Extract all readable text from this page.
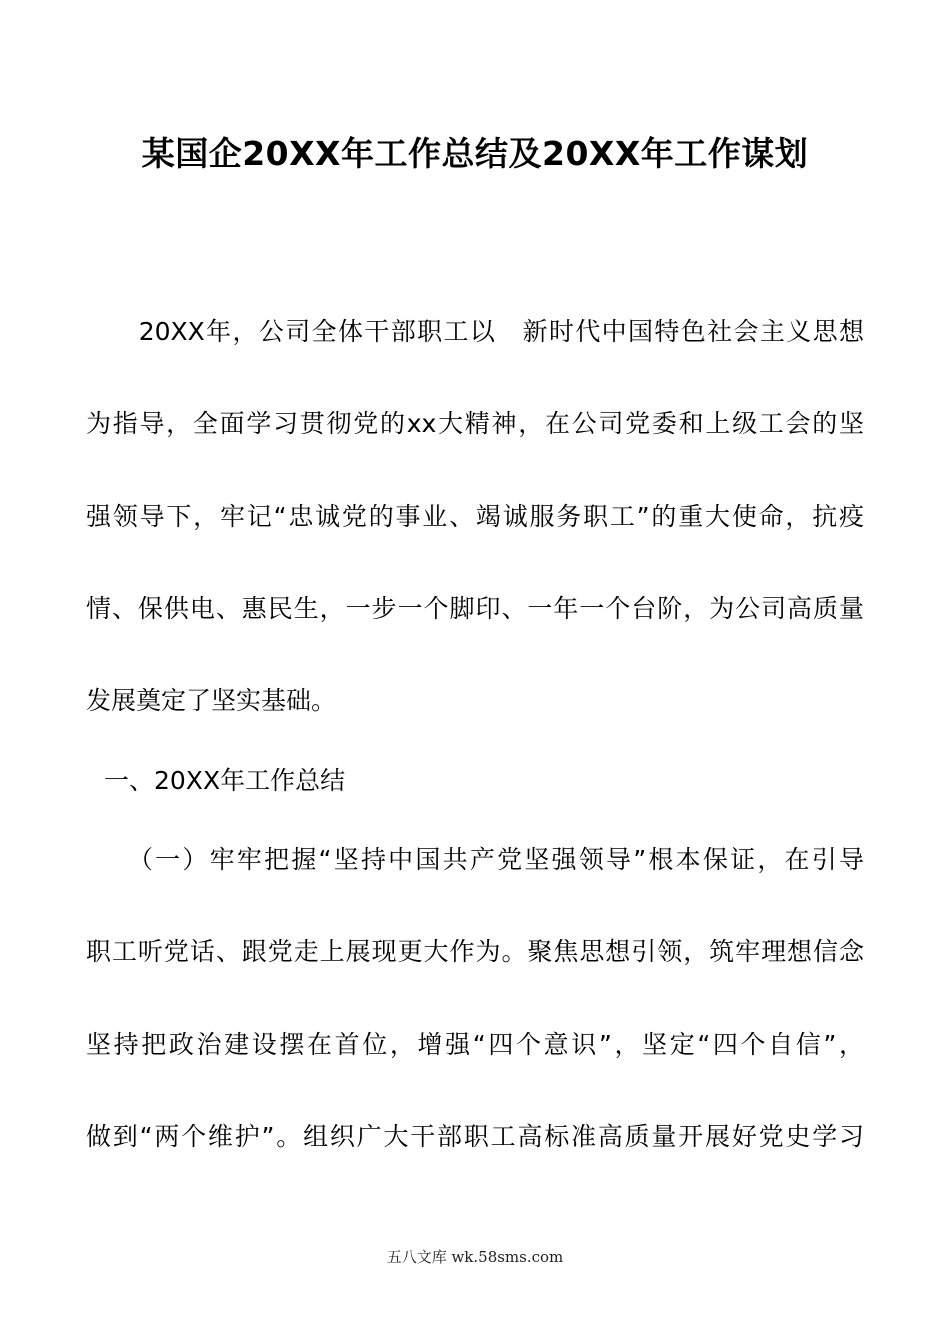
某国企20XX年工作总结及20XX年工作谋划
　　20XX年，公司全体干部职工以　新时代中国特色社会主义思想
为指导，全面学习贯彻党的xx大精神，在公司党委和上级工会的坚
强领导下，牢记“忠诚党的事业、竭诚服务职工”的重大使命，抗疫
情、保供电、惠民生，一步一个脚印、一年一个台阶，为公司高质量
发展奠定了坚实基础。
一、20XX年工作总结
　　（一）牢牢把握“坚持中国共产党坚强领导”根本保证，在引导
职工听党话、跟党走上展现更大作为。聚焦思想引领，筑牢理想信念
坚持把政治建设摆在首位，增强“四个意识”，坚定“四个自信”，
做到“两个维护”。组织广大干部职工高标准高质量开展好党史学习
五八文库 wk.58sms.com
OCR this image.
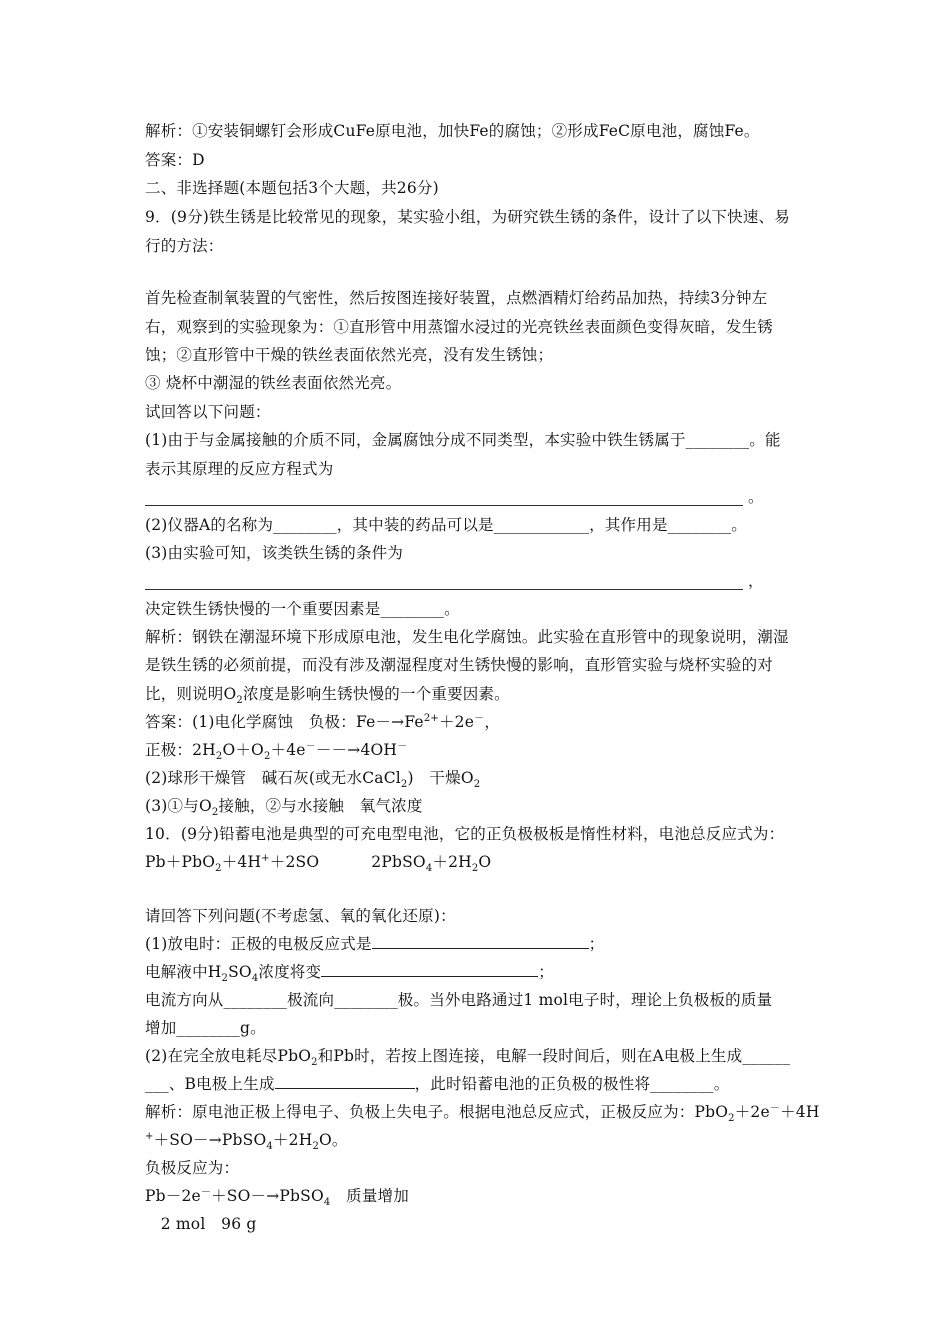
解析：①安装铜螺钉会形成CuFe原电池，加快Fe的腐蚀；②形成FeC原电池，腐蚀Fe。
答案：D
二、非选择题(本题包括3个大题，共26分)
9．(9分)铁生锈是比较常见的现象，某实验小组，为研究铁生锈的条件，设计了以下快速、易
行的方法：
首先检查制氧装置的气密性，然后按图连接好装置，点燃酒精灯给药品加热，持续3分钟左
右，观察到的实验现象为：①直形管中用蒸馏水浸过的光亮铁丝表面颜色变得灰暗，发生锈
蚀；②直形管中干燥的铁丝表面依然光亮，没有发生锈蚀；
③ 烧杯中潮湿的铁丝表面依然光亮。
试回答以下问题：
(1)由于与金属接触的介质不同，金属腐蚀分成不同类型，本实验中铁生锈属于________。能
表示其原理的反应方程式为
。
(2)仪器A的名称为________，其中装的药品可以是____________，其作用是________。
(3)由实验可知，该类铁生锈的条件为
，
决定铁生锈快慢的一个重要因素是________。
解析：钢铁在潮湿环境下形成原电池，发生电化学腐蚀。此实验在直形管中的现象说明，潮湿
是铁生锈的必须前提，而没有涉及潮湿程度对生锈快慢的影响，直形管实验与烧杯实验的对
比，则说明$O_2$浓度是影响生锈快慢的一个重要因素。
答案：(1)电化学腐蚀　负极：$Fe-\to Fe^{2+}+2e^-$，
正极：$2H_2O+O_2+4e^---\to 4OH^-$
(2)球形干燥管　碱石灰(或无水CaCl$_2$)　干燥$O_2$
(3)①与$O_2$接触，②与水接触　氧气浓度
10．(9分)铅蓄电池是典型的可充电型电池，它的正负极极板是惰性材料，电池总反应式为：
Pb＋PbO$_2$＋4H+＋2SO	$2PbSO_4+2H_2O$
请回答下列问题(不考虑氢、氧的氧化还原)：
(1)放电时：正极的电极反应式是	；
电解液中$H_2SO_4$浓度将变	；
电流方向从________极流向________极。当外电路通过1 mol电子时，理论上负极板的质量
增加________g。
(2)在完全放电耗尽PbO$_2$和Pb时，若按上图连接，电解一段时间后，则在A电极上生成______
___、B电极上生成	，此时铅蓄电池的正负极的极性将________。
解析：原电池正极上得电子、负极上失电子。根据电池总反应式，正极反应为：PbO$_2$＋2e－＋4H
$^++SO-\to PbSO_4+2H_2O$。
负极反应为：
Pb－2e－＋SO－→PbSO$_4$　质量增加
　2 mol　96 g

* * * *

● **Task goal**
All of the data above should be transcribed verbatim, with pictures omitted.

● **Correct response**
Extract all readable text from this page.
某国企20XX年工作总结及20XX年工作谋划
　　20XX年，公司全体干部职工以　新时代中国特色社会主义思想
为指导，全面学习贯彻党的xx大精神，在公司党委和上级工会的坚
强领导下，牢记“忠诚党的事业、竭诚服务职工”的重大使命，抗疫
情、保供电、惠民生，一步一个脚印、一年一个台阶，为公司高质量
发展奠定了坚实基础。
一、20XX年工作总结
　　（一）牢牢把握“坚持中国共产党坚强领导”根本保证，在引导
职工听党话、跟党走上展现更大作为。聚焦思想引领，筑牢理想信念
坚持把政治建设摆在首位，增强“四个意识”，坚定“四个自信”，
做到“两个维护”。组织广大干部职工高标准高质量开展好党史学习
五八文库 wk.58sms.com
OCR this image.
解析：①安装铜螺钉会形成CuFe原电池，加快Fe的腐蚀；②形成FeC原电池，腐蚀Fe。
答案：D
二、非选择题(本题包括3个大题，共26分)
9．(9分)铁生锈是比较常见的现象，某实验小组，为研究铁生锈的条件，设计了以下快速、易
行的方法：
首先检查制氧装置的气密性，然后按图连接好装置，点燃酒精灯给药品加热，持续3分钟左
右，观察到的实验现象为：①直形管中用蒸馏水浸过的光亮铁丝表面颜色变得灰暗，发生锈
蚀；②直形管中干燥的铁丝表面依然光亮，没有发生锈蚀；
③ 烧杯中潮湿的铁丝表面依然光亮。
试回答以下问题：
(1)由于与金属接触的介质不同，金属腐蚀分成不同类型，本实验中铁生锈属于________。能
表示其原理的反应方程式为
。
(2)仪器A的名称为________，其中装的药品可以是____________，其作用是________。
(3)由实验可知，该类铁生锈的条件为
，
决定铁生锈快慢的一个重要因素是________。
解析：钢铁在潮湿环境下形成原电池，发生电化学腐蚀。此实验在直形管中的现象说明，潮湿
是铁生锈的必须前提，而没有涉及潮湿程度对生锈快慢的影响，直形管实验与烧杯实验的对
比，则说明$O_2$浓度是影响生锈快慢的一个重要因素。
答案：(1)电化学腐蚀　负极：$Fe-\to Fe^{2+}+2e^-$，
正极：$2H_2O+O_2+4e^---\to 4OH^-$
(2)球形干燥管　碱石灰(或无水CaCl$_2$)　干燥$O_2$
(3)①与$O_2$接触，②与水接触　氧气浓度
10．(9分)铅蓄电池是典型的可充电型电池，它的正负极极板是惰性材料，电池总反应式为：
Pb＋PbO$_2$＋4H+＋2SO	$2PbSO_4+2H_2O$
请回答下列问题(不考虑氢、氧的氧化还原)：
(1)放电时：正极的电极反应式是	；
电解液中$H_2SO_4$浓度将变	；
电流方向从________极流向________极。当外电路通过1 mol电子时，理论上负极板的质量
增加________g。
(2)在完全放电耗尽PbO$_2$和Pb时，若按上图连接，电解一段时间后，则在A电极上生成______
___、B电极上生成	，此时铅蓄电池的正负极的极性将________。
解析：原电池正极上得电子、负极上失电子。根据电池总反应式，正极反应为：PbO$_2$＋2e－＋4H
$^++SO-\to PbSO_4+2H_2O$。
负极反应为：
Pb－2e－＋SO－→PbSO$_4$　质量增加
　2 mol　96 g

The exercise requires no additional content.